#### Stated task:
Pull out each line of the data that includes the word "Austin".

#### Materials provided:
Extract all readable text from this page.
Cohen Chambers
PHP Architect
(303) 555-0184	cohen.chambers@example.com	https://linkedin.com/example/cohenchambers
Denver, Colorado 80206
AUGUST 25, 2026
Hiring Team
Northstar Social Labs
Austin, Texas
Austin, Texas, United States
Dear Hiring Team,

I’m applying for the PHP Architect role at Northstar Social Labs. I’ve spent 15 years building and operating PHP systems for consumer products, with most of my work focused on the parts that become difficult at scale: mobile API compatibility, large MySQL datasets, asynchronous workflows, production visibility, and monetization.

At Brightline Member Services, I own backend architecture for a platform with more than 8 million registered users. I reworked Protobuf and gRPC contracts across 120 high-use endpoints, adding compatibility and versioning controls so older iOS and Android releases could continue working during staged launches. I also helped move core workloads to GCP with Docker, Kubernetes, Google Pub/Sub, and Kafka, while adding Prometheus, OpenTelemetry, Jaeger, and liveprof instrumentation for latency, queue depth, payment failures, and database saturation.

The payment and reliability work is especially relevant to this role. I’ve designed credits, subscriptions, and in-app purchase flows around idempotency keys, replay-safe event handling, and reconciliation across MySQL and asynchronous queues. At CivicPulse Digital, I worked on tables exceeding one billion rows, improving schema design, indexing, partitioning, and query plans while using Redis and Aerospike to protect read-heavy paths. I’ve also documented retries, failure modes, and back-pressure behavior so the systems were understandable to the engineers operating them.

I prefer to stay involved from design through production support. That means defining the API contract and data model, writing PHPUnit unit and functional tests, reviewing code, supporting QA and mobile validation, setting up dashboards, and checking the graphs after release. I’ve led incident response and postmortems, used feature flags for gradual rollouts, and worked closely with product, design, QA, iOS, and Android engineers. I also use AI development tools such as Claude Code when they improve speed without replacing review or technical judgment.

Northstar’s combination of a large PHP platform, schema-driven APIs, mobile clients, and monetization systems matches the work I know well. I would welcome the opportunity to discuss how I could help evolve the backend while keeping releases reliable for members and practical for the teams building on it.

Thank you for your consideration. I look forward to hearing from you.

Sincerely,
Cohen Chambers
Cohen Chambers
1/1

#### Correct output:
Austin, Texas
Austin, Texas, United States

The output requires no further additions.